Data items
◇ ◇ ◇ ◇

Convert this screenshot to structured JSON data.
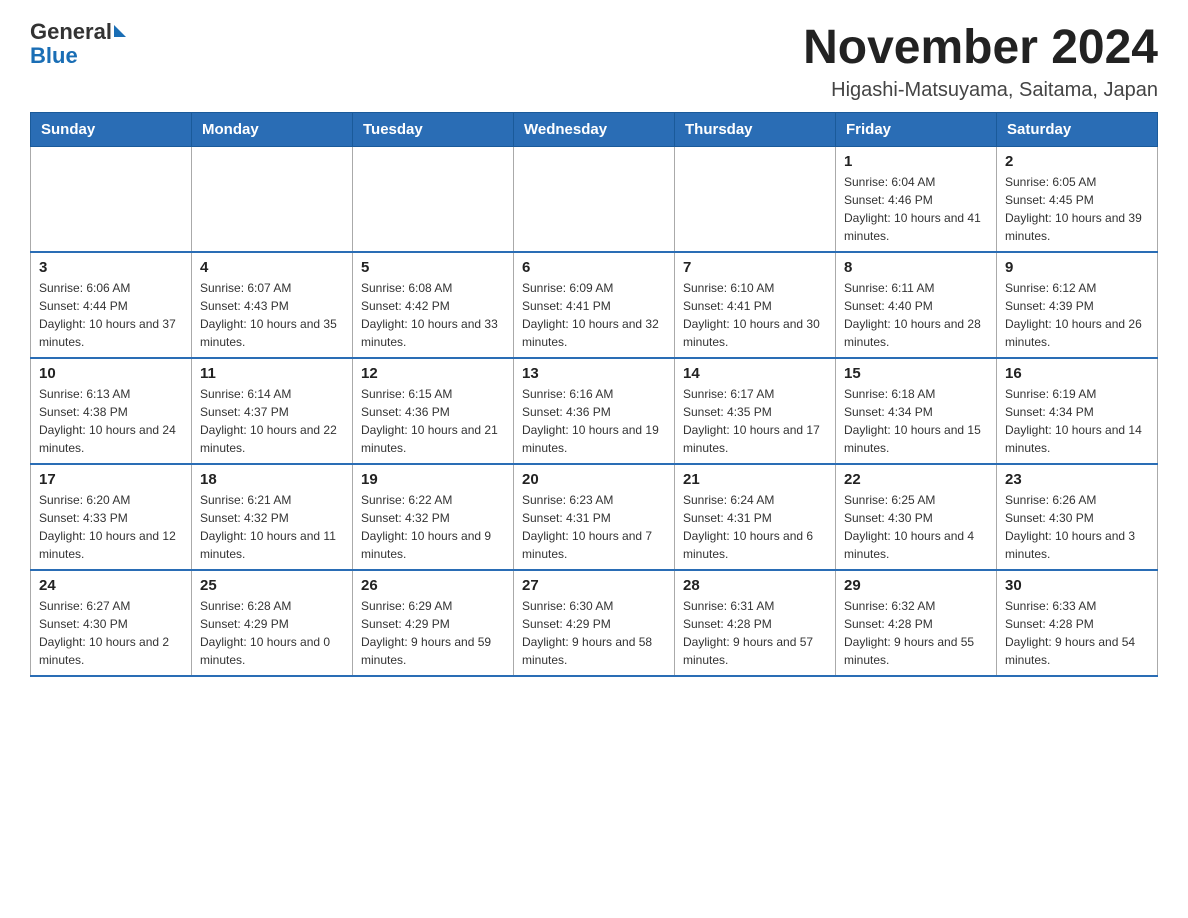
{
  "logo": {
    "text_general": "General",
    "text_blue": "Blue"
  },
  "header": {
    "month_title": "November 2024",
    "location": "Higashi-Matsuyama, Saitama, Japan"
  },
  "weekdays": [
    "Sunday",
    "Monday",
    "Tuesday",
    "Wednesday",
    "Thursday",
    "Friday",
    "Saturday"
  ],
  "weeks": [
    [
      {
        "day": "",
        "sunrise": "",
        "sunset": "",
        "daylight": ""
      },
      {
        "day": "",
        "sunrise": "",
        "sunset": "",
        "daylight": ""
      },
      {
        "day": "",
        "sunrise": "",
        "sunset": "",
        "daylight": ""
      },
      {
        "day": "",
        "sunrise": "",
        "sunset": "",
        "daylight": ""
      },
      {
        "day": "",
        "sunrise": "",
        "sunset": "",
        "daylight": ""
      },
      {
        "day": "1",
        "sunrise": "Sunrise: 6:04 AM",
        "sunset": "Sunset: 4:46 PM",
        "daylight": "Daylight: 10 hours and 41 minutes."
      },
      {
        "day": "2",
        "sunrise": "Sunrise: 6:05 AM",
        "sunset": "Sunset: 4:45 PM",
        "daylight": "Daylight: 10 hours and 39 minutes."
      }
    ],
    [
      {
        "day": "3",
        "sunrise": "Sunrise: 6:06 AM",
        "sunset": "Sunset: 4:44 PM",
        "daylight": "Daylight: 10 hours and 37 minutes."
      },
      {
        "day": "4",
        "sunrise": "Sunrise: 6:07 AM",
        "sunset": "Sunset: 4:43 PM",
        "daylight": "Daylight: 10 hours and 35 minutes."
      },
      {
        "day": "5",
        "sunrise": "Sunrise: 6:08 AM",
        "sunset": "Sunset: 4:42 PM",
        "daylight": "Daylight: 10 hours and 33 minutes."
      },
      {
        "day": "6",
        "sunrise": "Sunrise: 6:09 AM",
        "sunset": "Sunset: 4:41 PM",
        "daylight": "Daylight: 10 hours and 32 minutes."
      },
      {
        "day": "7",
        "sunrise": "Sunrise: 6:10 AM",
        "sunset": "Sunset: 4:41 PM",
        "daylight": "Daylight: 10 hours and 30 minutes."
      },
      {
        "day": "8",
        "sunrise": "Sunrise: 6:11 AM",
        "sunset": "Sunset: 4:40 PM",
        "daylight": "Daylight: 10 hours and 28 minutes."
      },
      {
        "day": "9",
        "sunrise": "Sunrise: 6:12 AM",
        "sunset": "Sunset: 4:39 PM",
        "daylight": "Daylight: 10 hours and 26 minutes."
      }
    ],
    [
      {
        "day": "10",
        "sunrise": "Sunrise: 6:13 AM",
        "sunset": "Sunset: 4:38 PM",
        "daylight": "Daylight: 10 hours and 24 minutes."
      },
      {
        "day": "11",
        "sunrise": "Sunrise: 6:14 AM",
        "sunset": "Sunset: 4:37 PM",
        "daylight": "Daylight: 10 hours and 22 minutes."
      },
      {
        "day": "12",
        "sunrise": "Sunrise: 6:15 AM",
        "sunset": "Sunset: 4:36 PM",
        "daylight": "Daylight: 10 hours and 21 minutes."
      },
      {
        "day": "13",
        "sunrise": "Sunrise: 6:16 AM",
        "sunset": "Sunset: 4:36 PM",
        "daylight": "Daylight: 10 hours and 19 minutes."
      },
      {
        "day": "14",
        "sunrise": "Sunrise: 6:17 AM",
        "sunset": "Sunset: 4:35 PM",
        "daylight": "Daylight: 10 hours and 17 minutes."
      },
      {
        "day": "15",
        "sunrise": "Sunrise: 6:18 AM",
        "sunset": "Sunset: 4:34 PM",
        "daylight": "Daylight: 10 hours and 15 minutes."
      },
      {
        "day": "16",
        "sunrise": "Sunrise: 6:19 AM",
        "sunset": "Sunset: 4:34 PM",
        "daylight": "Daylight: 10 hours and 14 minutes."
      }
    ],
    [
      {
        "day": "17",
        "sunrise": "Sunrise: 6:20 AM",
        "sunset": "Sunset: 4:33 PM",
        "daylight": "Daylight: 10 hours and 12 minutes."
      },
      {
        "day": "18",
        "sunrise": "Sunrise: 6:21 AM",
        "sunset": "Sunset: 4:32 PM",
        "daylight": "Daylight: 10 hours and 11 minutes."
      },
      {
        "day": "19",
        "sunrise": "Sunrise: 6:22 AM",
        "sunset": "Sunset: 4:32 PM",
        "daylight": "Daylight: 10 hours and 9 minutes."
      },
      {
        "day": "20",
        "sunrise": "Sunrise: 6:23 AM",
        "sunset": "Sunset: 4:31 PM",
        "daylight": "Daylight: 10 hours and 7 minutes."
      },
      {
        "day": "21",
        "sunrise": "Sunrise: 6:24 AM",
        "sunset": "Sunset: 4:31 PM",
        "daylight": "Daylight: 10 hours and 6 minutes."
      },
      {
        "day": "22",
        "sunrise": "Sunrise: 6:25 AM",
        "sunset": "Sunset: 4:30 PM",
        "daylight": "Daylight: 10 hours and 4 minutes."
      },
      {
        "day": "23",
        "sunrise": "Sunrise: 6:26 AM",
        "sunset": "Sunset: 4:30 PM",
        "daylight": "Daylight: 10 hours and 3 minutes."
      }
    ],
    [
      {
        "day": "24",
        "sunrise": "Sunrise: 6:27 AM",
        "sunset": "Sunset: 4:30 PM",
        "daylight": "Daylight: 10 hours and 2 minutes."
      },
      {
        "day": "25",
        "sunrise": "Sunrise: 6:28 AM",
        "sunset": "Sunset: 4:29 PM",
        "daylight": "Daylight: 10 hours and 0 minutes."
      },
      {
        "day": "26",
        "sunrise": "Sunrise: 6:29 AM",
        "sunset": "Sunset: 4:29 PM",
        "daylight": "Daylight: 9 hours and 59 minutes."
      },
      {
        "day": "27",
        "sunrise": "Sunrise: 6:30 AM",
        "sunset": "Sunset: 4:29 PM",
        "daylight": "Daylight: 9 hours and 58 minutes."
      },
      {
        "day": "28",
        "sunrise": "Sunrise: 6:31 AM",
        "sunset": "Sunset: 4:28 PM",
        "daylight": "Daylight: 9 hours and 57 minutes."
      },
      {
        "day": "29",
        "sunrise": "Sunrise: 6:32 AM",
        "sunset": "Sunset: 4:28 PM",
        "daylight": "Daylight: 9 hours and 55 minutes."
      },
      {
        "day": "30",
        "sunrise": "Sunrise: 6:33 AM",
        "sunset": "Sunset: 4:28 PM",
        "daylight": "Daylight: 9 hours and 54 minutes."
      }
    ]
  ]
}
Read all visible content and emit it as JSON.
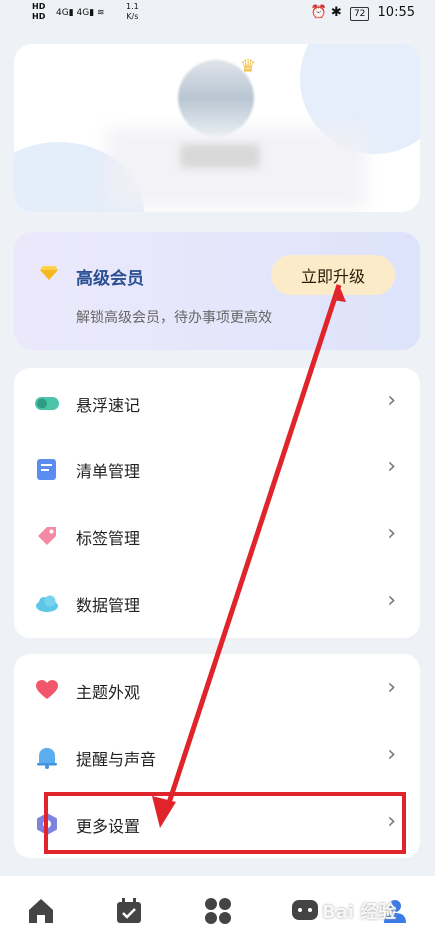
{
  "status": {
    "left_top": "HD",
    "left_bottom": "HD",
    "network": "4G",
    "speed_value": "1.1",
    "speed_unit": "K/s",
    "battery": "72",
    "time": "10:55"
  },
  "vip": {
    "title": "高级会员",
    "subtitle": "解锁高级会员，待办事项更高效",
    "upgrade_label": "立即升级"
  },
  "list1": [
    {
      "label": "悬浮速记"
    },
    {
      "label": "清单管理"
    },
    {
      "label": "标签管理"
    },
    {
      "label": "数据管理"
    }
  ],
  "list2": [
    {
      "label": "主题外观"
    },
    {
      "label": "提醒与声音"
    },
    {
      "label": "更多设置"
    }
  ],
  "chevron": "›",
  "colors": {
    "accent_red": "#e0242c",
    "vip_title": "#2a4f93",
    "upgrade_bg": "#fcebc8"
  },
  "watermark": "Bai 经验"
}
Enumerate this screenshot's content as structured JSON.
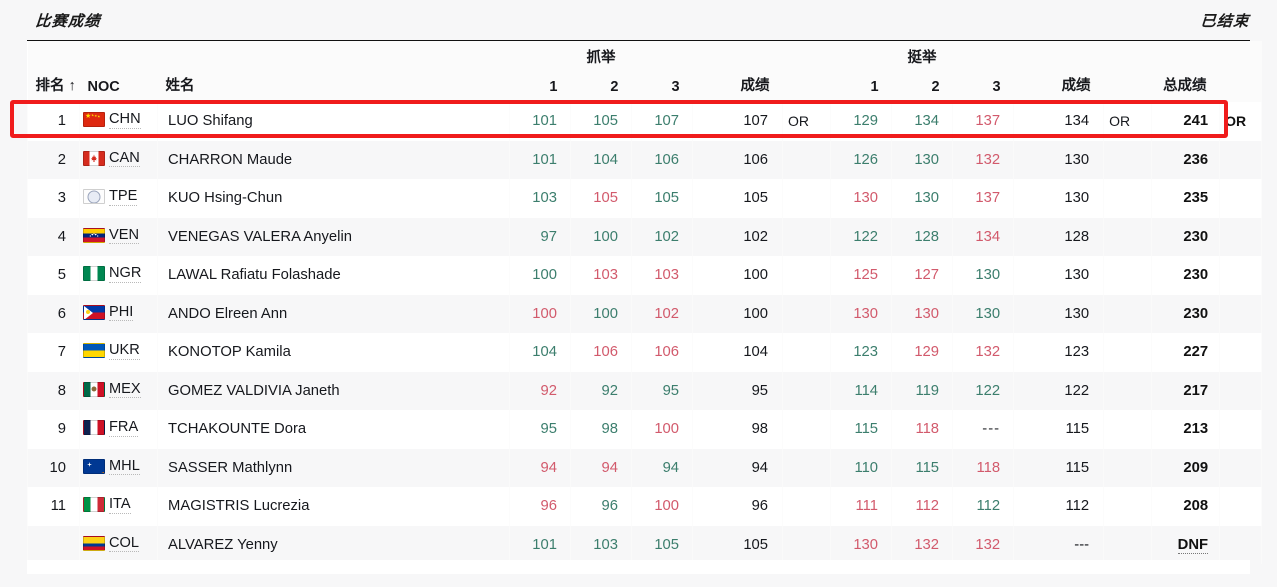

◇ ◇ ◇ ◇

__EXERCISE__. Look for the word "content" and return every line where it occurs.

__FULL RESPONSE__.
Read all visible content and emit it as JSON.
Enumerate this screenshot's content as structured JSON.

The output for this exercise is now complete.